» **What you should do**: Copy the data from the line that contains "What does this" to its last line, exactly, including both of those lines and leaving out everything before.

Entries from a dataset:
>>>

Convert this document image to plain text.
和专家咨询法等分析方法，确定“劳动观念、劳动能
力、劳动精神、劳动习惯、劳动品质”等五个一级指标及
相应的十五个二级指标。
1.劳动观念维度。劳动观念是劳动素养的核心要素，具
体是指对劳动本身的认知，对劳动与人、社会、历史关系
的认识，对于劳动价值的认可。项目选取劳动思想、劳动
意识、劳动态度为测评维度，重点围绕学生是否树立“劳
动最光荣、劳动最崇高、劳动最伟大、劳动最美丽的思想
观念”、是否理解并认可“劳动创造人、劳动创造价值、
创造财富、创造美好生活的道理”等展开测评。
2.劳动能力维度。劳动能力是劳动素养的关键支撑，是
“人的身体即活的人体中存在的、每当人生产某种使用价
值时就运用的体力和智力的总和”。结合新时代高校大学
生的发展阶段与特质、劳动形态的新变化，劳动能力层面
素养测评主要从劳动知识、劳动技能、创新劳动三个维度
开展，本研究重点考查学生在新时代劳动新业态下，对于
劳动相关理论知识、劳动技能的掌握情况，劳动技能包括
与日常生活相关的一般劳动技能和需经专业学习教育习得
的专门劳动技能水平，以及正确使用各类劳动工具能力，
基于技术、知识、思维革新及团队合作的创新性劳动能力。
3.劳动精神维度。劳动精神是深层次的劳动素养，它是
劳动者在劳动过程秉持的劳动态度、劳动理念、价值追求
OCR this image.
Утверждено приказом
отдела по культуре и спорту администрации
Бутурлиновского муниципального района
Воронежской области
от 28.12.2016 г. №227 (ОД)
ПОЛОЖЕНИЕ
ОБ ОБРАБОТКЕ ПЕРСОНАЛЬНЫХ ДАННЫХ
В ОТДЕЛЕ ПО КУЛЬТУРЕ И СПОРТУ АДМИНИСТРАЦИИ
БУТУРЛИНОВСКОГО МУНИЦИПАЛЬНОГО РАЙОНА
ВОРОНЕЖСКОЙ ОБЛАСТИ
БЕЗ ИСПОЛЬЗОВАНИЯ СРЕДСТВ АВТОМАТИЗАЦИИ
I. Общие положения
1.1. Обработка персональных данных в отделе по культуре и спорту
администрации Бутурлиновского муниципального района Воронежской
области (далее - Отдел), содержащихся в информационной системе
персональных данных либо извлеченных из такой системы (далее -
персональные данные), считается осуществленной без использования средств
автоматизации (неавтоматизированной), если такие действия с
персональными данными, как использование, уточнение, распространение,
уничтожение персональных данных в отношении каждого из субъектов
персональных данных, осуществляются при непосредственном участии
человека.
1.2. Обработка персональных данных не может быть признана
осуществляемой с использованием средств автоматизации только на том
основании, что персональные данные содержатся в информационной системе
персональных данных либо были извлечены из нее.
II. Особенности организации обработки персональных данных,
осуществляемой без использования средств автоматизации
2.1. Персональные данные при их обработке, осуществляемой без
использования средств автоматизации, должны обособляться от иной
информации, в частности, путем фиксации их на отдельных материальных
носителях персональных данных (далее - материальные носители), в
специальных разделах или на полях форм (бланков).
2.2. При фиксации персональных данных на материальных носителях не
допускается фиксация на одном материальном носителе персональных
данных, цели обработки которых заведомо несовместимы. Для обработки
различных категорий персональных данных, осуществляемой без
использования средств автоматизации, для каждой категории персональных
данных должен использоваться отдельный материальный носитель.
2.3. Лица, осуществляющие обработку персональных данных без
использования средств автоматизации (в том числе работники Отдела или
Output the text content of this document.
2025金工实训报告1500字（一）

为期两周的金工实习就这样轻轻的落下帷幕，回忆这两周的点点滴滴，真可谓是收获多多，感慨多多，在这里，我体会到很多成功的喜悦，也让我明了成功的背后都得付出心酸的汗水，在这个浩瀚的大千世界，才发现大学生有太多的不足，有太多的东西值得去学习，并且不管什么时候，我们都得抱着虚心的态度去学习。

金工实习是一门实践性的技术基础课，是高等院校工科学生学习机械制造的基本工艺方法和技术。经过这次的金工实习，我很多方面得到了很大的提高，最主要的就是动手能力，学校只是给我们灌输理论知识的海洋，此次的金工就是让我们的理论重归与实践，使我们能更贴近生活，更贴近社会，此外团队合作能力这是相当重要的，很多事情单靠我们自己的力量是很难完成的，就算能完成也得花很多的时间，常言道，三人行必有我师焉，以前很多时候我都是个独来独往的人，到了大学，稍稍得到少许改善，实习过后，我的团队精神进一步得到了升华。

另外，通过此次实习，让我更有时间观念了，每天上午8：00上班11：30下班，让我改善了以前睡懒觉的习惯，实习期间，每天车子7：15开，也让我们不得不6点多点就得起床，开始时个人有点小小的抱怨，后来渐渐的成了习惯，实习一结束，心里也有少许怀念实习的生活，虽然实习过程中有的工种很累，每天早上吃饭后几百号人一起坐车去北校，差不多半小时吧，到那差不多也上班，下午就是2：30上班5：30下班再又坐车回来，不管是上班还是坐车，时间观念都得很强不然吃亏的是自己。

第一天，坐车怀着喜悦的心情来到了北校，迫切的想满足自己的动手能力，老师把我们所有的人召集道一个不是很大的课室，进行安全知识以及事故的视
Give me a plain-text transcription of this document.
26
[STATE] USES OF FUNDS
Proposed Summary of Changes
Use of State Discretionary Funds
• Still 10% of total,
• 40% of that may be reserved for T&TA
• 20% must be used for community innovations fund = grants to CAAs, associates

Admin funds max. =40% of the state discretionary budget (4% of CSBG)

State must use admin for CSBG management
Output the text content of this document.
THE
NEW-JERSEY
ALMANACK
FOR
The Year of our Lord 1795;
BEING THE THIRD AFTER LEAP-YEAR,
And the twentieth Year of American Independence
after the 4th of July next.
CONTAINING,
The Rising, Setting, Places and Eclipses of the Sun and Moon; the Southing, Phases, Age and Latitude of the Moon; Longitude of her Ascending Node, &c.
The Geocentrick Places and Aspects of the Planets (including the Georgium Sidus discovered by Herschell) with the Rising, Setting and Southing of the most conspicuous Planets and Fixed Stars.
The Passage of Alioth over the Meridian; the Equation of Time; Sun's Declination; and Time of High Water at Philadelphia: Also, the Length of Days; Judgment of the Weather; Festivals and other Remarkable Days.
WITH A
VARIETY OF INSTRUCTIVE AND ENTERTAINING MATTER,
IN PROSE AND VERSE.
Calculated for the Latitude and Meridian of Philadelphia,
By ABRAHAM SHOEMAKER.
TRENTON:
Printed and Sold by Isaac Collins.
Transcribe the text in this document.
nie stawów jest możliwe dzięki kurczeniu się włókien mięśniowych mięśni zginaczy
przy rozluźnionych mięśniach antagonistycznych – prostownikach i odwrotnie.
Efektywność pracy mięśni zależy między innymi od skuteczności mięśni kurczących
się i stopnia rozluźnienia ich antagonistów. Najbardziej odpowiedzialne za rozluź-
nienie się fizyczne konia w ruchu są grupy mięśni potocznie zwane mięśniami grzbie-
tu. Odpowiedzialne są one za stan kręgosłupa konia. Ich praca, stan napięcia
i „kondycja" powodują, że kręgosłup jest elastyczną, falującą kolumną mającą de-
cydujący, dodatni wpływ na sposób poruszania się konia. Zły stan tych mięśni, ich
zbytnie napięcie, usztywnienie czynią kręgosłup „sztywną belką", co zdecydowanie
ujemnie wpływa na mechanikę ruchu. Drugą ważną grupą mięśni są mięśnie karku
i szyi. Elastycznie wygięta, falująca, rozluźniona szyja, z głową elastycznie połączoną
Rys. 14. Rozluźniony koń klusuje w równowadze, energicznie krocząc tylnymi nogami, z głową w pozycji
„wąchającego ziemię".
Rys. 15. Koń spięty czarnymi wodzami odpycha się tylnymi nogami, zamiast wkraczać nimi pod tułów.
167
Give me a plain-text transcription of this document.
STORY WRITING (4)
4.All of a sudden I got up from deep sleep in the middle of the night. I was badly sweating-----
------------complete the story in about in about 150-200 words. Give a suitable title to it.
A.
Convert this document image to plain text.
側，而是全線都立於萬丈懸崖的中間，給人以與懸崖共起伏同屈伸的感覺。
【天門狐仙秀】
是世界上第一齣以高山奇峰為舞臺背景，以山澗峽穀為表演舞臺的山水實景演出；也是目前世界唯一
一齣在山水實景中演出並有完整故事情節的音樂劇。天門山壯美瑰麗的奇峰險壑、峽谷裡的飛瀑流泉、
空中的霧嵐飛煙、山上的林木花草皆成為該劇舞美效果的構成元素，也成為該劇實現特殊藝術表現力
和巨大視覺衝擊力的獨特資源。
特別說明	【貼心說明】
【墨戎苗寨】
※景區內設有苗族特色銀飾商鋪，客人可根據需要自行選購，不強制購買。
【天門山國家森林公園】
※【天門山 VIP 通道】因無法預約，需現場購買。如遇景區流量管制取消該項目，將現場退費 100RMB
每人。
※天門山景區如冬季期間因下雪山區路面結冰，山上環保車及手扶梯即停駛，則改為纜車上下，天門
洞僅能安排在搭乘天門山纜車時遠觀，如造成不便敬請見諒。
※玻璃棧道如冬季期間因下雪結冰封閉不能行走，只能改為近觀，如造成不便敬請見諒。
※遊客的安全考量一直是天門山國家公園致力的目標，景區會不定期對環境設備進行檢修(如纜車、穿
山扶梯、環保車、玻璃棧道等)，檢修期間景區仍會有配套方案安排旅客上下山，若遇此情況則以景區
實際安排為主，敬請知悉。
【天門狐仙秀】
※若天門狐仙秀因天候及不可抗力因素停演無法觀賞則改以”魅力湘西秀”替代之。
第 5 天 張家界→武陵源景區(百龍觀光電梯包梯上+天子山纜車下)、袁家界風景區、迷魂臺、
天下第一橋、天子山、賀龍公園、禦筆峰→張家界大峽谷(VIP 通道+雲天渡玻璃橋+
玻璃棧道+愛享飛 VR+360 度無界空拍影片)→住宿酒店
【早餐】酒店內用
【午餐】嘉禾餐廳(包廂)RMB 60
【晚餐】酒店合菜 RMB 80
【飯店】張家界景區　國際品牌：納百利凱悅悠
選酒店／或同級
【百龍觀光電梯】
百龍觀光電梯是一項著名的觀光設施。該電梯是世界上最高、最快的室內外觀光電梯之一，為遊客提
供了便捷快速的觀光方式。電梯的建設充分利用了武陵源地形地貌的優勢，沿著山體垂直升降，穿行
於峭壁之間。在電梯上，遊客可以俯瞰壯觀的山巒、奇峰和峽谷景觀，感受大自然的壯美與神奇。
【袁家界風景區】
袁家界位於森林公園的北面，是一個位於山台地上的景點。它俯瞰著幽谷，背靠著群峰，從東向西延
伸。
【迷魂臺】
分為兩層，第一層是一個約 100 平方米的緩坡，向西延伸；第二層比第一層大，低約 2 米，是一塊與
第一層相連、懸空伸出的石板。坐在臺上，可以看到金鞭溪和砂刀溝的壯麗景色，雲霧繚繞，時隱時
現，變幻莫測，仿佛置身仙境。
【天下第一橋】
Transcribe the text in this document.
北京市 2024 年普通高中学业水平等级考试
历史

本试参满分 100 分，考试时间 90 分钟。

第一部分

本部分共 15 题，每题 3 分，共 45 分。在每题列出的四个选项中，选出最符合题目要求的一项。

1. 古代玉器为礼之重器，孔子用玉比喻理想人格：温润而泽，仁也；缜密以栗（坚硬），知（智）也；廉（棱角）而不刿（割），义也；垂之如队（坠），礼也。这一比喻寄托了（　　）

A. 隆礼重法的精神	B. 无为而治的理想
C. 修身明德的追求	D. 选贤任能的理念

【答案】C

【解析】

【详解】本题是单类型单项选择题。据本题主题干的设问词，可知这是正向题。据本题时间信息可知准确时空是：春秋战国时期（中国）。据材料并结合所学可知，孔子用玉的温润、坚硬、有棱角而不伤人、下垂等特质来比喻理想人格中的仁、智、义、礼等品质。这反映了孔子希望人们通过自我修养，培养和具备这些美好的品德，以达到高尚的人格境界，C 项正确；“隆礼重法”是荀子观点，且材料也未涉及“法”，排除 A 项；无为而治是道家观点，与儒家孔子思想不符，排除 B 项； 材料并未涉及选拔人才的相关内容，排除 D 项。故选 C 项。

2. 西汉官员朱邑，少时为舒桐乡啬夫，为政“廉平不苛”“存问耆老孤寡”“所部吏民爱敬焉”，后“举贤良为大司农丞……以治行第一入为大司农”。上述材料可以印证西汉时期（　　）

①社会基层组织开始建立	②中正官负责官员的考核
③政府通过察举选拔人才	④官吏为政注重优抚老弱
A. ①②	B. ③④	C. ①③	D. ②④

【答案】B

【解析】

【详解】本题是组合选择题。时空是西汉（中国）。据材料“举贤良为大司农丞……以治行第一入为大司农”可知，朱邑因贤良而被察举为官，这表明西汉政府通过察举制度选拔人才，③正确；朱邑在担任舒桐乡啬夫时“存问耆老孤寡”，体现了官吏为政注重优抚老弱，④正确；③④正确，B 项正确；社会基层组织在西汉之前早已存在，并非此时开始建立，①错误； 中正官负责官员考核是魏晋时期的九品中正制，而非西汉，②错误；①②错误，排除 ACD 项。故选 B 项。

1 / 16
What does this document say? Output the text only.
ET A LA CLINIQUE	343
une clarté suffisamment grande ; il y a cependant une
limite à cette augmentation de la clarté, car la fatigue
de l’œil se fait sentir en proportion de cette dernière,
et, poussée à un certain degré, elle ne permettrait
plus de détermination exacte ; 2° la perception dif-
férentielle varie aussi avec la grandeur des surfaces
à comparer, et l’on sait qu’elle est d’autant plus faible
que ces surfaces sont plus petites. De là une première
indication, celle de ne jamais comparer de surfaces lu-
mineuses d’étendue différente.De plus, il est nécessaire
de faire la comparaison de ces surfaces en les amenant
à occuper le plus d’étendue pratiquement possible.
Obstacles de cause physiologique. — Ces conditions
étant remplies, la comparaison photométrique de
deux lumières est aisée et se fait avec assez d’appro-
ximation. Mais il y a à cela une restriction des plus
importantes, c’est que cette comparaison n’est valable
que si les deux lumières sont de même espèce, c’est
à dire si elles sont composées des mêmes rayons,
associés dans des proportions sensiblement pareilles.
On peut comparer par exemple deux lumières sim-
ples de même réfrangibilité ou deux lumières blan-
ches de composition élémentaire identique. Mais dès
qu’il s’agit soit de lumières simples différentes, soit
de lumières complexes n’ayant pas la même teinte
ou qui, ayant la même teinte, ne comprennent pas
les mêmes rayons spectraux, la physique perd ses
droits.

<<<

» **Answer to the exercise**:
What does this document say? Output the text only.
ET A LA CLINIQUE	343
une clarté suffisamment grande ; il y a cependant une
limite à cette augmentation de la clarté, car la fatigue
de l’œil se fait sentir en proportion de cette dernière,
et, poussée à un certain degré, elle ne permettrait
plus de détermination exacte ; 2° la perception dif-
férentielle varie aussi avec la grandeur des surfaces
à comparer, et l’on sait qu’elle est d’autant plus faible
que ces surfaces sont plus petites. De là une première
indication, celle de ne jamais comparer de surfaces lu-
mineuses d’étendue différente.De plus, il est nécessaire
de faire la comparaison de ces surfaces en les amenant
à occuper le plus d’étendue pratiquement possible.
Obstacles de cause physiologique. — Ces conditions
étant remplies, la comparaison photométrique de
deux lumières est aisée et se fait avec assez d’appro-
ximation. Mais il y a à cela une restriction des plus
importantes, c’est que cette comparaison n’est valable
que si les deux lumières sont de même espèce, c’est
à dire si elles sont composées des mêmes rayons,
associés dans des proportions sensiblement pareilles.
On peut comparer par exemple deux lumières sim-
ples de même réfrangibilité ou deux lumières blan-
ches de composition élémentaire identique. Mais dès
qu’il s’agit soit de lumières simples différentes, soit
de lumières complexes n’ayant pas la même teinte
ou qui, ayant la même teinte, ne comprennent pas
les mêmes rayons spectraux, la physique perd ses
droits.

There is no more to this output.